What you will do:
All the data should be repeated exactly. Any image in it is left out.

Dataset excerpts:
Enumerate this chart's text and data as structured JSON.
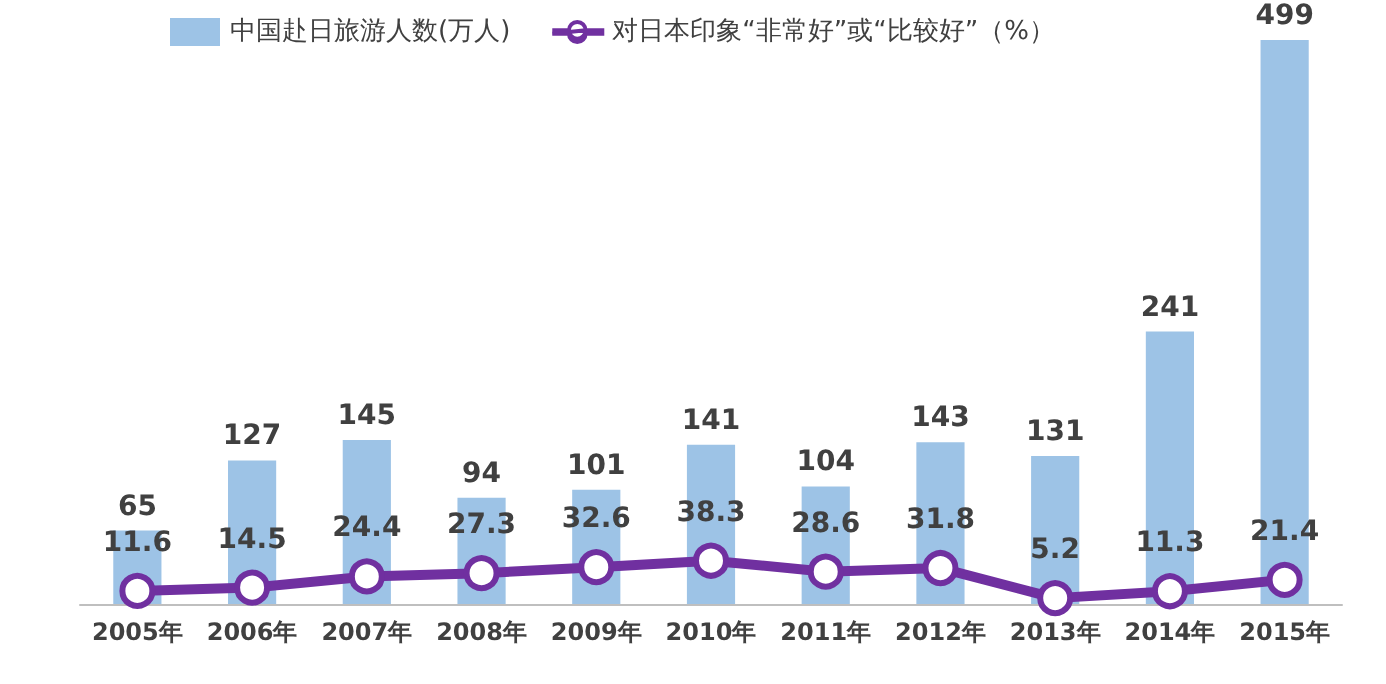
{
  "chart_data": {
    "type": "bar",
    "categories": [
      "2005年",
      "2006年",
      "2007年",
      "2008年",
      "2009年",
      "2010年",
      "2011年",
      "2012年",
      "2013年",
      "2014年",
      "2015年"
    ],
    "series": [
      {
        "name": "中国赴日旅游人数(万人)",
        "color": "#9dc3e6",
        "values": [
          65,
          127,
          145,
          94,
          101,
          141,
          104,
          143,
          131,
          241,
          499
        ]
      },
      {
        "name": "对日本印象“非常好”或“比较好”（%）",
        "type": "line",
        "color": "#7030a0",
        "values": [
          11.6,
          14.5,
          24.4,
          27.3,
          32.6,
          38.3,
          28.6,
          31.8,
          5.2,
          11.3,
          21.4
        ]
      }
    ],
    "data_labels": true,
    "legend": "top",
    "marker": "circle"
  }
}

Final result:
Enumerate this chart's text and data as structured JSON.
{
  "chart_data": {
    "type": "bar",
    "categories": [
      "2005年",
      "2006年",
      "2007年",
      "2008年",
      "2009年",
      "2010年",
      "2011年",
      "2012年",
      "2013年",
      "2014年",
      "2015年"
    ],
    "series": [
      {
        "name": "中国赴日旅游人数(万人)",
        "color": "#9dc3e6",
        "values": [
          65,
          127,
          145,
          94,
          101,
          141,
          104,
          143,
          131,
          241,
          499
        ]
      },
      {
        "name": "对日本印象“非常好”或“比较好”（%）",
        "type": "line",
        "color": "#7030a0",
        "values": [
          11.6,
          14.5,
          24.4,
          27.3,
          32.6,
          38.3,
          28.6,
          31.8,
          5.2,
          11.3,
          21.4
        ]
      }
    ],
    "data_labels": true,
    "legend": "top",
    "marker": "circle"
  }
}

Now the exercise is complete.